• _To do_
Scan the listing below. Report each line that includes "value".

(Stored data entries)

※

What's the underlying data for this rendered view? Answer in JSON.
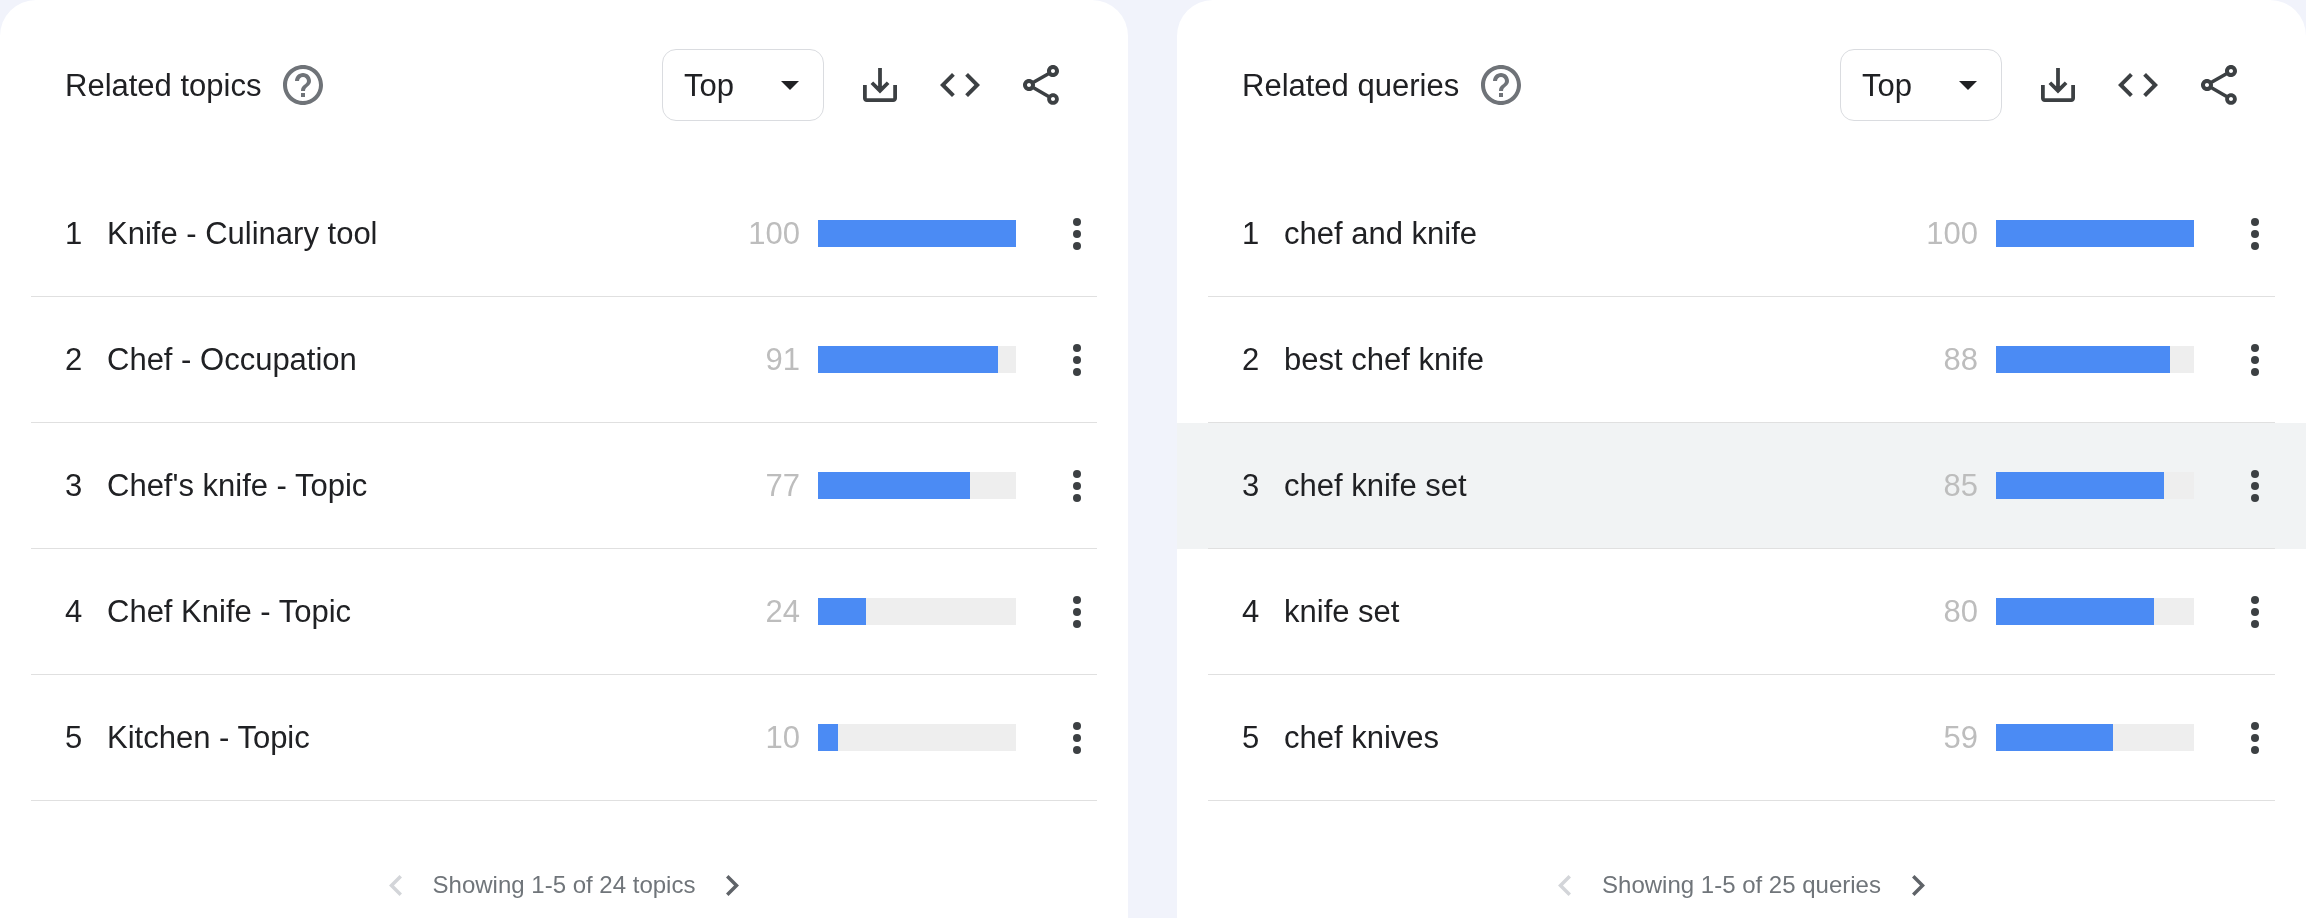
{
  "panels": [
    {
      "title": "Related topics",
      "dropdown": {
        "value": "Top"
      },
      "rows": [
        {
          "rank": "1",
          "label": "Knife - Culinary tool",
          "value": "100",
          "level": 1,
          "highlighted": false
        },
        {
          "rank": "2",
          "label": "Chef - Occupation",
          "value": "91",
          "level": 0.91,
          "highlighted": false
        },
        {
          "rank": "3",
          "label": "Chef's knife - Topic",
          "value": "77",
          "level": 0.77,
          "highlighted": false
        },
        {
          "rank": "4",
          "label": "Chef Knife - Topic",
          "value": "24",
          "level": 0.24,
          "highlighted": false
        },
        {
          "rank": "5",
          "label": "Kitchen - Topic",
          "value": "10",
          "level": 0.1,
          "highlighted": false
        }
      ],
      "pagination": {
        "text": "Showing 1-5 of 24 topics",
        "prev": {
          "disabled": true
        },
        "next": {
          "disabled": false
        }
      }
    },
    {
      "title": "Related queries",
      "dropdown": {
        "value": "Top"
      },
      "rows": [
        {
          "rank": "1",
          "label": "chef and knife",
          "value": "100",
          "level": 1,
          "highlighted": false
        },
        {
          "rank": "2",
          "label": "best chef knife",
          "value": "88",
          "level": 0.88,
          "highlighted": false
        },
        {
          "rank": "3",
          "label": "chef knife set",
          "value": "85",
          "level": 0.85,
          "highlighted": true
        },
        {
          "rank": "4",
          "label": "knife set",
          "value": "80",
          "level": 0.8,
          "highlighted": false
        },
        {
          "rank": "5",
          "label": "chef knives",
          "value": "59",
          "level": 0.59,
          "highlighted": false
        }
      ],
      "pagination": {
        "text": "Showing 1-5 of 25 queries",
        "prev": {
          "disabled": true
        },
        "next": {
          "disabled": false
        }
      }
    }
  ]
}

※

• _Response_
        "value": "Top"
          "value": "100",
          "value": "91",
          "value": "77",
          "value": "24",
          "value": "10",
        "value": "Top"
          "value": "100",
          "value": "88",
          "value": "85",
          "value": "80",
          "value": "59",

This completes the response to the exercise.